Written instruction:
Looking at the data below, count the lines that contain the string "인사규정". Write only the total.
-- Start of Data supplied --
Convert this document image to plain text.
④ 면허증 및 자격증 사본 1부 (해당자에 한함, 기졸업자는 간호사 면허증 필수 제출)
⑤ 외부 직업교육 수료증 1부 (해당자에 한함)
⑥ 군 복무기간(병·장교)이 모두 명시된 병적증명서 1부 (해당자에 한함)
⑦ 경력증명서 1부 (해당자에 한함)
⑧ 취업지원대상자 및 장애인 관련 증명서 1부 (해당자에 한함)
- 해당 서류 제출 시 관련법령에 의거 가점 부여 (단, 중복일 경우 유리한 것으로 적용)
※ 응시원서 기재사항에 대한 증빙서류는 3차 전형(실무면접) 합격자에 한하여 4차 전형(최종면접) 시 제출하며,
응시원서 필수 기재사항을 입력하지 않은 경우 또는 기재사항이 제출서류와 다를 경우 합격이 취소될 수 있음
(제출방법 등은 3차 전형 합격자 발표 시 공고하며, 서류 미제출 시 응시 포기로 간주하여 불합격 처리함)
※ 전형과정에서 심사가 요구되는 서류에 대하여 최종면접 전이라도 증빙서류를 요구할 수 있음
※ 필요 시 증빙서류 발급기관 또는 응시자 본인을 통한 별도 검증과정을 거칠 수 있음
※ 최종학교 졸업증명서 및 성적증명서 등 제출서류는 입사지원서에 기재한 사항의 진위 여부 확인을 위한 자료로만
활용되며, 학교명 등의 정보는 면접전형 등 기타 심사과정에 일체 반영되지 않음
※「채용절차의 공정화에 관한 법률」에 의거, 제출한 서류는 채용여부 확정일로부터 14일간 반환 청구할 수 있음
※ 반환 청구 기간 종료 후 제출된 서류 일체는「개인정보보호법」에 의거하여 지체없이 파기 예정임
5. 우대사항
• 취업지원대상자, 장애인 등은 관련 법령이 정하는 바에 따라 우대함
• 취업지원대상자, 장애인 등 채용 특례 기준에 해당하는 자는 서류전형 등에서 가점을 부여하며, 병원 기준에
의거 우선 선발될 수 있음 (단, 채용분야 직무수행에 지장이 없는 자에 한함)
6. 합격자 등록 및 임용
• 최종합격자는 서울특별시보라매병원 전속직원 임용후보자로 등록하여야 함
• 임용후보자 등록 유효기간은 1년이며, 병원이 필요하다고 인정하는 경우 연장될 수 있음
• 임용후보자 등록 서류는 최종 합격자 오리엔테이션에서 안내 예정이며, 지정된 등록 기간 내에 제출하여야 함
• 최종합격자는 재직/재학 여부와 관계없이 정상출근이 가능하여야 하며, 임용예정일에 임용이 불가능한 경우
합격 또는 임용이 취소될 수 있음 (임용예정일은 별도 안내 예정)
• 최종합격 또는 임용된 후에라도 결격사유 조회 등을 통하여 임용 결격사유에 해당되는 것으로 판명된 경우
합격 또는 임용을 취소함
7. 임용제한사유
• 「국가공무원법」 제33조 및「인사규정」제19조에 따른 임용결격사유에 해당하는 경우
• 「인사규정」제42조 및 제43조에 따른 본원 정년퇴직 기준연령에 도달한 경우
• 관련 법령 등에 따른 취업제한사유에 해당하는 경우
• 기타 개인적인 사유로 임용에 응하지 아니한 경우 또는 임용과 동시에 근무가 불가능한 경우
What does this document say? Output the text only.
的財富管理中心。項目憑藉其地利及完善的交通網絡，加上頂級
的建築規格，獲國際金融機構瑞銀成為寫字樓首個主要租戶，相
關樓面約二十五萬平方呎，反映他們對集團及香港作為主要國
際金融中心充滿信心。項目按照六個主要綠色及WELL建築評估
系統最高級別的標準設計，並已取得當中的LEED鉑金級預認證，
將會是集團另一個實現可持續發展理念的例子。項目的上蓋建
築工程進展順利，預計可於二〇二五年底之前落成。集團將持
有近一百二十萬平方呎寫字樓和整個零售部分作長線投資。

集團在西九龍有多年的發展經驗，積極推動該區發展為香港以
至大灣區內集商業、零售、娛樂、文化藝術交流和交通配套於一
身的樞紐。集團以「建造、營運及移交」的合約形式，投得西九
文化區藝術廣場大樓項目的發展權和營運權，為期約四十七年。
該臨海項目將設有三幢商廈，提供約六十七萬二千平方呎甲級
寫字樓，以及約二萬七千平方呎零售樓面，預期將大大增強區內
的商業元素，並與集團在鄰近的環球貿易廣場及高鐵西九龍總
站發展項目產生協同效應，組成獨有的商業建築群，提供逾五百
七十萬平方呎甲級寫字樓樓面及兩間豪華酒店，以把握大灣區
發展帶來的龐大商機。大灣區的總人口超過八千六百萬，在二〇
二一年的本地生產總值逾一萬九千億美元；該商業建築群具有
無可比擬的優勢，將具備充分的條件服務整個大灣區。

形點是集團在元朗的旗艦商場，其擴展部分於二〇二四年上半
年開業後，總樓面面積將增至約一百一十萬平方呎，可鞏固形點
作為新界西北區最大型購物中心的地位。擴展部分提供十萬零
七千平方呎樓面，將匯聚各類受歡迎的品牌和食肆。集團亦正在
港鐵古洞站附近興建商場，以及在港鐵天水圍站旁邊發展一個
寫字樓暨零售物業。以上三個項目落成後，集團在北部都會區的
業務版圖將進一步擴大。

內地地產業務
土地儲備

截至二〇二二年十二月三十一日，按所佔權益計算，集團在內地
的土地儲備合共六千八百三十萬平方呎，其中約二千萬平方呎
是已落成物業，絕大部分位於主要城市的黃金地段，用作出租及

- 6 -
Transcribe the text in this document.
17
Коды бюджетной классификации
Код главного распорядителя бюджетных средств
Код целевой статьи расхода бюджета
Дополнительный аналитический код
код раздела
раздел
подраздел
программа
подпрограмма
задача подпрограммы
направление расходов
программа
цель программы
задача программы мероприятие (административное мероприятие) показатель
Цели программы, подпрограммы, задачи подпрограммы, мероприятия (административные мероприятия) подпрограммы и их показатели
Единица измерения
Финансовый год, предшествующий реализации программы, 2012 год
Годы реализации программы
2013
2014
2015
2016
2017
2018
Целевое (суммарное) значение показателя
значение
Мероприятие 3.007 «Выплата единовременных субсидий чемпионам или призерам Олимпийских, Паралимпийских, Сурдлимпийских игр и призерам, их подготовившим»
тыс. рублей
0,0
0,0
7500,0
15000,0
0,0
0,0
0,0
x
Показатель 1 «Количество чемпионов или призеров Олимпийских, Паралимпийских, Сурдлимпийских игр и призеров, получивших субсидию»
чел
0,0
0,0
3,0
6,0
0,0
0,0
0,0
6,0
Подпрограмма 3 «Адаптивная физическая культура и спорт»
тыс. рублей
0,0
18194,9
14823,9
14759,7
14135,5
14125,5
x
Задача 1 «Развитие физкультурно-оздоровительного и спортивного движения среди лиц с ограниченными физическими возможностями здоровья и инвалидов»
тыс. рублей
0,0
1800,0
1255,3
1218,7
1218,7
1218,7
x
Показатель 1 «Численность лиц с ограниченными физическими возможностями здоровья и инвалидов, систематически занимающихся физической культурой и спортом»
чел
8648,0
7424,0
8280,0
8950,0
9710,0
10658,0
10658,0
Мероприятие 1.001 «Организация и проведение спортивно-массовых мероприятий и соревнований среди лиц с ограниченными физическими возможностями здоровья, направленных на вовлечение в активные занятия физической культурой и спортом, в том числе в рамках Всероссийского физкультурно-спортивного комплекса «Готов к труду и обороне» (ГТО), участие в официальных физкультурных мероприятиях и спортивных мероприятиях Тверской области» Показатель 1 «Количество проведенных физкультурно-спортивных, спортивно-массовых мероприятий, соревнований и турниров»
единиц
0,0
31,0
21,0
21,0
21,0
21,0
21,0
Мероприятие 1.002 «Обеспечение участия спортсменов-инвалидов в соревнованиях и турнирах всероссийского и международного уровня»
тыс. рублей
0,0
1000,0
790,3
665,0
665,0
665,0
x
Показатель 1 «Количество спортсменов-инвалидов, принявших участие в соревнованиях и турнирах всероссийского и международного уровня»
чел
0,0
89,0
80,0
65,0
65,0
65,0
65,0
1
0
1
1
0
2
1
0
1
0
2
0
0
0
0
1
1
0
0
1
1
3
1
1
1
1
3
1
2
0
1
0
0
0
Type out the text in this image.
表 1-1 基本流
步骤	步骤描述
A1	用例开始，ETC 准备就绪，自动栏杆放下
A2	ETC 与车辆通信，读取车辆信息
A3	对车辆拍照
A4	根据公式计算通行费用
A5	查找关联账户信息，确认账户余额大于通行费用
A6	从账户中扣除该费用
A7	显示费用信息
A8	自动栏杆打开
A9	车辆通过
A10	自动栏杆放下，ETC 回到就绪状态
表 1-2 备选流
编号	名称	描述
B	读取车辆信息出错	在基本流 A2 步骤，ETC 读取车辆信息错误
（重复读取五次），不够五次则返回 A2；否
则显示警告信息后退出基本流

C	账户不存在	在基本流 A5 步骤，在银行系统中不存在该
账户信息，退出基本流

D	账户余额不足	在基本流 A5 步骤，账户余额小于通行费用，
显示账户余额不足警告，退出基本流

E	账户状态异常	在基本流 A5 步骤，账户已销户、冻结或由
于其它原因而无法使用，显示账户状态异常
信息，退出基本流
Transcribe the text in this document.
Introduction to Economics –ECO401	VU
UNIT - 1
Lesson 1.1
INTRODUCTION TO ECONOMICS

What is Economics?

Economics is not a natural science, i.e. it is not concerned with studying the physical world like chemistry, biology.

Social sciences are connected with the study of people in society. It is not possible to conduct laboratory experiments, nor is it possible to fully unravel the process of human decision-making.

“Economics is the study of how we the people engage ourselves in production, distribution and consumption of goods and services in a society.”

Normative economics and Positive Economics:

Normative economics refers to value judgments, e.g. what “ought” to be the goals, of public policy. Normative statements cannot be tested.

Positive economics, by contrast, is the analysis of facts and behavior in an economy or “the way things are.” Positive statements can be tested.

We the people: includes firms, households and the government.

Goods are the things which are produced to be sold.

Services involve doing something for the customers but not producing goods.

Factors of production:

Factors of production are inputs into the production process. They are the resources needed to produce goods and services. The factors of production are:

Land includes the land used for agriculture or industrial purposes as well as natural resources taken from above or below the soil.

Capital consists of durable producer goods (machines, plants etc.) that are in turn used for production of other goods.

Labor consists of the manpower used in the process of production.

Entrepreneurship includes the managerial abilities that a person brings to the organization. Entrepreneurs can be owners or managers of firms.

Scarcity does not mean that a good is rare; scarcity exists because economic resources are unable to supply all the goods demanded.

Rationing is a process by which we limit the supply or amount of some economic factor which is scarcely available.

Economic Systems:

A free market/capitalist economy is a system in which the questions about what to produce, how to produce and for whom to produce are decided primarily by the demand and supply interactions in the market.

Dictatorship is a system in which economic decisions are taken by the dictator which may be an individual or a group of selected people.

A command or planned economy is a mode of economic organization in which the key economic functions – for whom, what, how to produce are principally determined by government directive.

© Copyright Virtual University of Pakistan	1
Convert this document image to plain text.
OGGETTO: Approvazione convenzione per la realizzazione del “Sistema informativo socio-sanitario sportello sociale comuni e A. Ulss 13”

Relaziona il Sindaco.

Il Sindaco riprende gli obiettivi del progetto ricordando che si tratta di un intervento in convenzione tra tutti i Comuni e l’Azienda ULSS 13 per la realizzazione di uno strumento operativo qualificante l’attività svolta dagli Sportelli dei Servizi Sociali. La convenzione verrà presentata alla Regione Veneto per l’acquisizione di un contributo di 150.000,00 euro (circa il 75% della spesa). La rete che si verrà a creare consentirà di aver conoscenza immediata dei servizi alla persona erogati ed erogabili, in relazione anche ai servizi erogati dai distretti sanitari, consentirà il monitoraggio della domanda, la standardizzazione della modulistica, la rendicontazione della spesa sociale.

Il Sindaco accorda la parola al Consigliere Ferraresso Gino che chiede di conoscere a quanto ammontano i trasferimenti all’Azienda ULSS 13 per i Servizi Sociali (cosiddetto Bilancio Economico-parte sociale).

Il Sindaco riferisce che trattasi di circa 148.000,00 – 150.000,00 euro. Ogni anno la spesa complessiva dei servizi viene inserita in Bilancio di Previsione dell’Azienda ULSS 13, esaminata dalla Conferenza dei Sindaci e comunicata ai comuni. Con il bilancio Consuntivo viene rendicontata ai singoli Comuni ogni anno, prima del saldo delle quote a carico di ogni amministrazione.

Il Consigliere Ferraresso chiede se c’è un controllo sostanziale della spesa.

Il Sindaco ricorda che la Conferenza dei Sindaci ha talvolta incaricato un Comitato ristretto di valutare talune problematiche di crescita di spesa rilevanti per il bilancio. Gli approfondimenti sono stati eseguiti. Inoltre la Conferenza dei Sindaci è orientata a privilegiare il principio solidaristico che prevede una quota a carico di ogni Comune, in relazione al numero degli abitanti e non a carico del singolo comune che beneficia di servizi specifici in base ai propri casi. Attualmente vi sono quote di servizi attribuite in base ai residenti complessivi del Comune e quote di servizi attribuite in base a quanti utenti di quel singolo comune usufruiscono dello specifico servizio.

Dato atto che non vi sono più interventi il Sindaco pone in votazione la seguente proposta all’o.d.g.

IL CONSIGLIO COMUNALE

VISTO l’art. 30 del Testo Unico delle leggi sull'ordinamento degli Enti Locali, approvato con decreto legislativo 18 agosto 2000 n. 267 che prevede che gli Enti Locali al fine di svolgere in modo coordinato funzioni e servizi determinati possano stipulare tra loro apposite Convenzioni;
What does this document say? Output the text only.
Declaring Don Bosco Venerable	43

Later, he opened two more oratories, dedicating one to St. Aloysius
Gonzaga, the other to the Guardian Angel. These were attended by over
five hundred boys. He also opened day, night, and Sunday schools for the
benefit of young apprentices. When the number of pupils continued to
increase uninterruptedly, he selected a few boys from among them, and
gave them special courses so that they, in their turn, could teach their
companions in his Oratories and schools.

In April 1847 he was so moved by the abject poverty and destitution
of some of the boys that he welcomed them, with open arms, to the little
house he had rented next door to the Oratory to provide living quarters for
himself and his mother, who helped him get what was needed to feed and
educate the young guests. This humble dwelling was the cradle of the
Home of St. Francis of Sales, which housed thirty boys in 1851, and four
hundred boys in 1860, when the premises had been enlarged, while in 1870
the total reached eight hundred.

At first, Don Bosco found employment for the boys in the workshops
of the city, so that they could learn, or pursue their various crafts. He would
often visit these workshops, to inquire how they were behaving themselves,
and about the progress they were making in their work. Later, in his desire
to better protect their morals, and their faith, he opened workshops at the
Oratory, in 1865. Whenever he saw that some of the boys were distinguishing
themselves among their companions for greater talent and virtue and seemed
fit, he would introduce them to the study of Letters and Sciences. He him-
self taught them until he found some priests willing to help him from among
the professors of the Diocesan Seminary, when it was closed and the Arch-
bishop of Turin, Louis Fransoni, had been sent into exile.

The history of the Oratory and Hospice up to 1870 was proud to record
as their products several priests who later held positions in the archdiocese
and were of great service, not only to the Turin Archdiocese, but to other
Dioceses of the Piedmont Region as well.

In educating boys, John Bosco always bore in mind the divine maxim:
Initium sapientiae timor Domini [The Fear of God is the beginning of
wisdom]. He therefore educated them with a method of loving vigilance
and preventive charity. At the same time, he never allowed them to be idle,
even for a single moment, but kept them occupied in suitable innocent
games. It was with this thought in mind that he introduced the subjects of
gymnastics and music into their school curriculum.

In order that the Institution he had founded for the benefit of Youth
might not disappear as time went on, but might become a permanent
-- End of Data supplied --
The reply:
2